INSTRUCTIONS FOR THE TASK:
Repeat the material below exactly, with no pictures.

Records:
******************************
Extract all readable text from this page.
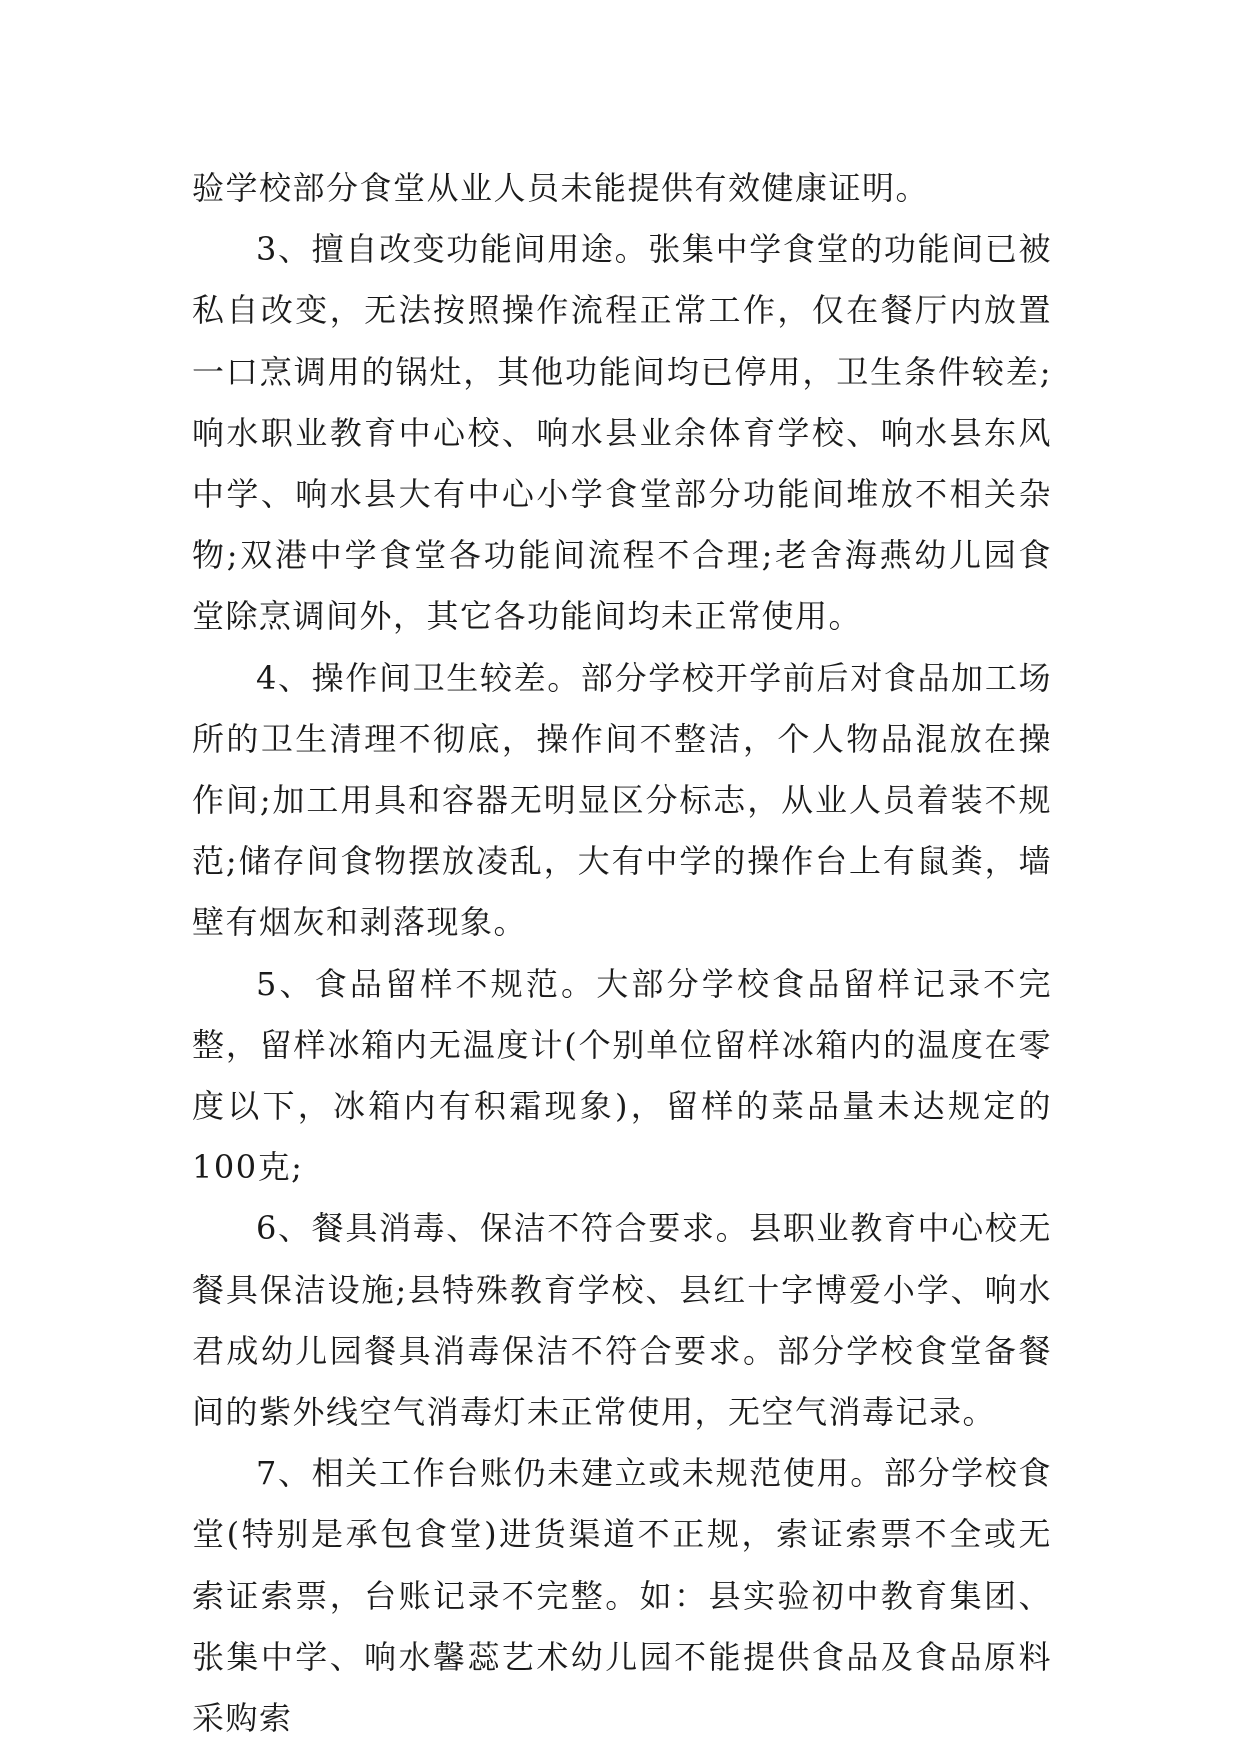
验学校部分食堂从业人员未能提供有效健康证明。

3、擅自改变功能间用途。张集中学食堂的功能间已被私自改变，无法按照操作流程正常工作，仅在餐厅内放置一口烹调用的锅灶，其他功能间均已停用，卫生条件较差;响水职业教育中心校、响水县业余体育学校、响水县东风中学、响水县大有中心小学食堂部分功能间堆放不相关杂物;双港中学食堂各功能间流程不合理;老舍海燕幼儿园食堂除烹调间外，其它各功能间均未正常使用。

4、操作间卫生较差。部分学校开学前后对食品加工场所的卫生清理不彻底，操作间不整洁，个人物品混放在操作间;加工用具和容器无明显区分标志，从业人员着装不规范;储存间食物摆放凌乱，大有中学的操作台上有鼠粪，墙壁有烟灰和剥落现象。

5、食品留样不规范。大部分学校食品留样记录不完整，留样冰箱内无温度计(个别单位留样冰箱内的温度在零度以下，冰箱内有积霜现象)，留样的菜品量未达规定的100克;

6、餐具消毒、保洁不符合要求。县职业教育中心校无餐具保洁设施;县特殊教育学校、县红十字博爱小学、响水君成幼儿园餐具消毒保洁不符合要求。部分学校食堂备餐间的紫外线空气消毒灯未正常使用，无空气消毒记录。

7、相关工作台账仍未建立或未规范使用。部分学校食堂(特别是承包食堂)进货渠道不正规，索证索票不全或无索证索票，台账记录不完整。如：县实验初中教育集团、张集中学、响水馨蕊艺术幼儿园不能提供食品及食品原料采购索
******************************
SOLUTION FOR THIS EXERCISE:
Extract all readable text from this page.
验学校部分食堂从业人员未能提供有效健康证明。

3、擅自改变功能间用途。张集中学食堂的功能间已被私自改变，无法按照操作流程正常工作，仅在餐厅内放置一口烹调用的锅灶，其他功能间均已停用，卫生条件较差;响水职业教育中心校、响水县业余体育学校、响水县东风中学、响水县大有中心小学食堂部分功能间堆放不相关杂物;双港中学食堂各功能间流程不合理;老舍海燕幼儿园食堂除烹调间外，其它各功能间均未正常使用。

4、操作间卫生较差。部分学校开学前后对食品加工场所的卫生清理不彻底，操作间不整洁，个人物品混放在操作间;加工用具和容器无明显区分标志，从业人员着装不规范;储存间食物摆放凌乱，大有中学的操作台上有鼠粪，墙壁有烟灰和剥落现象。

5、食品留样不规范。大部分学校食品留样记录不完整，留样冰箱内无温度计(个别单位留样冰箱内的温度在零度以下，冰箱内有积霜现象)，留样的菜品量未达规定的100克;

6、餐具消毒、保洁不符合要求。县职业教育中心校无餐具保洁设施;县特殊教育学校、县红十字博爱小学、响水君成幼儿园餐具消毒保洁不符合要求。部分学校食堂备餐间的紫外线空气消毒灯未正常使用，无空气消毒记录。

7、相关工作台账仍未建立或未规范使用。部分学校食堂(特别是承包食堂)进货渠道不正规，索证索票不全或无索证索票，台账记录不完整。如：县实验初中教育集团、张集中学、响水馨蕊艺术幼儿园不能提供食品及食品原料采购索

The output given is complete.